(Extracted records)
+--
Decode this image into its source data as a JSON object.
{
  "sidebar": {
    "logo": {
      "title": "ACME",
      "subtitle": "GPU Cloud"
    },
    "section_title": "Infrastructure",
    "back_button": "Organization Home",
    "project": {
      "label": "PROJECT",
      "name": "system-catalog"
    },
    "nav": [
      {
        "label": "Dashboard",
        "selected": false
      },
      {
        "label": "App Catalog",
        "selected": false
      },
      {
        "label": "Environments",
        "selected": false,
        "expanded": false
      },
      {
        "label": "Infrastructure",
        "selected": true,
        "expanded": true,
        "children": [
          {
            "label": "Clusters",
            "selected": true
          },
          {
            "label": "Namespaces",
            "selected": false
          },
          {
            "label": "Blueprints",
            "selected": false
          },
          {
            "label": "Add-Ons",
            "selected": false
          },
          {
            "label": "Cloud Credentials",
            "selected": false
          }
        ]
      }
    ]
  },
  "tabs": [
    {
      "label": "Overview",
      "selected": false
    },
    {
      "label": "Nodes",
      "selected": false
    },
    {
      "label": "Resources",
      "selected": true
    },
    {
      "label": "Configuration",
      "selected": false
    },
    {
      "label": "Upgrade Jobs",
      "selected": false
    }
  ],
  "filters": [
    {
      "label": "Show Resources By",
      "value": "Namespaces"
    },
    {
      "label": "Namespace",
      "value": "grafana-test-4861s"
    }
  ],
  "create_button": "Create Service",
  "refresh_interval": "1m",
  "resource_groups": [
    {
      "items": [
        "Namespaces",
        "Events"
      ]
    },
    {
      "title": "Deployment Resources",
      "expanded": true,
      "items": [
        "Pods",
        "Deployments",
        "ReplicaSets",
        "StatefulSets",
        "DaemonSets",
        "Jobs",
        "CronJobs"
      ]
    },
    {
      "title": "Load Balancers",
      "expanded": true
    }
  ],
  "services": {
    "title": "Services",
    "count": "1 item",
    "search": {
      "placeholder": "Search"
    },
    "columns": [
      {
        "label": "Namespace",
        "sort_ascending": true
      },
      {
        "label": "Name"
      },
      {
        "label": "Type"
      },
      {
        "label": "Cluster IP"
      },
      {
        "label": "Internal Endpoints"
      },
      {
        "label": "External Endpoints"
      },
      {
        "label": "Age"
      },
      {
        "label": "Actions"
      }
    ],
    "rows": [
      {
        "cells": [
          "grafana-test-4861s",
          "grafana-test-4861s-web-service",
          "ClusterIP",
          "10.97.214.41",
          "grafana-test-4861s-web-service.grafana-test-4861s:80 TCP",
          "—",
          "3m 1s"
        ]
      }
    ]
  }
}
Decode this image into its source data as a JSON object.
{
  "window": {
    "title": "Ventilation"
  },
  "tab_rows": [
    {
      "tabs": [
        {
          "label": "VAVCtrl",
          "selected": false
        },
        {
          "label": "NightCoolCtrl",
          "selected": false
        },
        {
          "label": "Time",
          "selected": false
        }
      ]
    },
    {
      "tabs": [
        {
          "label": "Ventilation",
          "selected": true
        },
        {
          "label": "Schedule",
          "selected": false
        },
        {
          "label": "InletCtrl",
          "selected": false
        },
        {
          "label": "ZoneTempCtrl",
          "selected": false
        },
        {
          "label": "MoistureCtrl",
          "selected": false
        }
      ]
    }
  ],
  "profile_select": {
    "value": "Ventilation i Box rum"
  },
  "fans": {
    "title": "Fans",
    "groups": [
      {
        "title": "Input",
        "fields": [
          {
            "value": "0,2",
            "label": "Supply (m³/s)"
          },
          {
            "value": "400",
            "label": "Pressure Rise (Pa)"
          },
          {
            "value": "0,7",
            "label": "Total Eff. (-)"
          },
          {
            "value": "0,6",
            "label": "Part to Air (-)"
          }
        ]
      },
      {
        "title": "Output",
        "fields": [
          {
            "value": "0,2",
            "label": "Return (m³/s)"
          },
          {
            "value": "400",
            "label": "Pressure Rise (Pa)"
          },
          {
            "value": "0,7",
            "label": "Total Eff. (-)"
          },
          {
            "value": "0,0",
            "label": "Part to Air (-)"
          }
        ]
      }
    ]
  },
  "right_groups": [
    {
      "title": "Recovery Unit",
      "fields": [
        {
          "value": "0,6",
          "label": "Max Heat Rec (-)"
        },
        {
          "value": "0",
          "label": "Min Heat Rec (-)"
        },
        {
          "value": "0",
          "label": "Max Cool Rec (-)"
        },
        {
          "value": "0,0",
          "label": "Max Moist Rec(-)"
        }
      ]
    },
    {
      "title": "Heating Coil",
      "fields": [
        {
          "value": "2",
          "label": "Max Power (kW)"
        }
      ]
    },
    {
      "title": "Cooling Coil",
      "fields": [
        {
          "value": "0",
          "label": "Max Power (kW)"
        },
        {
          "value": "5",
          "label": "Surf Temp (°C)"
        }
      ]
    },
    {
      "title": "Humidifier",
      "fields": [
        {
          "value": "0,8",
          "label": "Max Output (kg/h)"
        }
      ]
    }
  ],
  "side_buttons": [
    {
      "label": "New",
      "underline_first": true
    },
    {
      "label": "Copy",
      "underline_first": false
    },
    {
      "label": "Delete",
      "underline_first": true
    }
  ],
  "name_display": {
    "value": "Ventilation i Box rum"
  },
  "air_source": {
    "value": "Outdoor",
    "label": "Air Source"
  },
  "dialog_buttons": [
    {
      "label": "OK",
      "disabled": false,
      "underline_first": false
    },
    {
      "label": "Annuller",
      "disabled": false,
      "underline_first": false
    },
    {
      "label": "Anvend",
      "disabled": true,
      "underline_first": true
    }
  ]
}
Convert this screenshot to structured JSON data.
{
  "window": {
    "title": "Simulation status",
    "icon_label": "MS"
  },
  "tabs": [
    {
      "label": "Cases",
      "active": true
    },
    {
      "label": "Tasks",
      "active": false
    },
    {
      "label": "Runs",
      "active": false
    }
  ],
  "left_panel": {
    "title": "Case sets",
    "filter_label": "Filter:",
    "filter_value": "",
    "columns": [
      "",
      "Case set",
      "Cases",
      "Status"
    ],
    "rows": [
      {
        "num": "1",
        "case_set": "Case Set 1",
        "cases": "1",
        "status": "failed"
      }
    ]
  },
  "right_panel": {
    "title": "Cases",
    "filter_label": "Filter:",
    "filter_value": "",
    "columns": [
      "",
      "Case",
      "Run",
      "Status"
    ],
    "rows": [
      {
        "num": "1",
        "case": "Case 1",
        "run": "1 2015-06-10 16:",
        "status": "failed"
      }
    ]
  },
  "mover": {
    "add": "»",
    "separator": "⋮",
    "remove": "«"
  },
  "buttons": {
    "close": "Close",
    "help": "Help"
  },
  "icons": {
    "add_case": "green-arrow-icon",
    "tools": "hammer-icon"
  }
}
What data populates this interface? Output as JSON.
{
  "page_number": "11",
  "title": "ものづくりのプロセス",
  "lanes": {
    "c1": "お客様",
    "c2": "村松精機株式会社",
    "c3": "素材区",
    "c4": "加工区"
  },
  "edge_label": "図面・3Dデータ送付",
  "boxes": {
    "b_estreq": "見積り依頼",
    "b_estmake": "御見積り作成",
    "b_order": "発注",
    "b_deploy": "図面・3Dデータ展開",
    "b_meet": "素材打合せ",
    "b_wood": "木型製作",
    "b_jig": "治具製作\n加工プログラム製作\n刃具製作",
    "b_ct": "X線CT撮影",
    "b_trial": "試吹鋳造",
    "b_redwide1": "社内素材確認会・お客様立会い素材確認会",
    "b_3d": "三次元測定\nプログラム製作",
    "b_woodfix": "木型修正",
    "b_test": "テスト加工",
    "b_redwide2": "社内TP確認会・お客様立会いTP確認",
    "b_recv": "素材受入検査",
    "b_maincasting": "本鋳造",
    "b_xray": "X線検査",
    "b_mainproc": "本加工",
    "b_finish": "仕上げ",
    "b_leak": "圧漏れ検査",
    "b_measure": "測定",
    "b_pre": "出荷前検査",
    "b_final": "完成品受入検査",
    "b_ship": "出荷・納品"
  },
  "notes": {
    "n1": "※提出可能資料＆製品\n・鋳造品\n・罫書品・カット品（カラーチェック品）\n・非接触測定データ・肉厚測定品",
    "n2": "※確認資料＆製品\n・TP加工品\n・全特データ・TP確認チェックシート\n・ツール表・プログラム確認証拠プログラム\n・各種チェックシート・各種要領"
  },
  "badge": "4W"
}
+--
Find how many lines in the listing contain the word "data" and give that count alone.

> [RESPONSE BELOW]: 4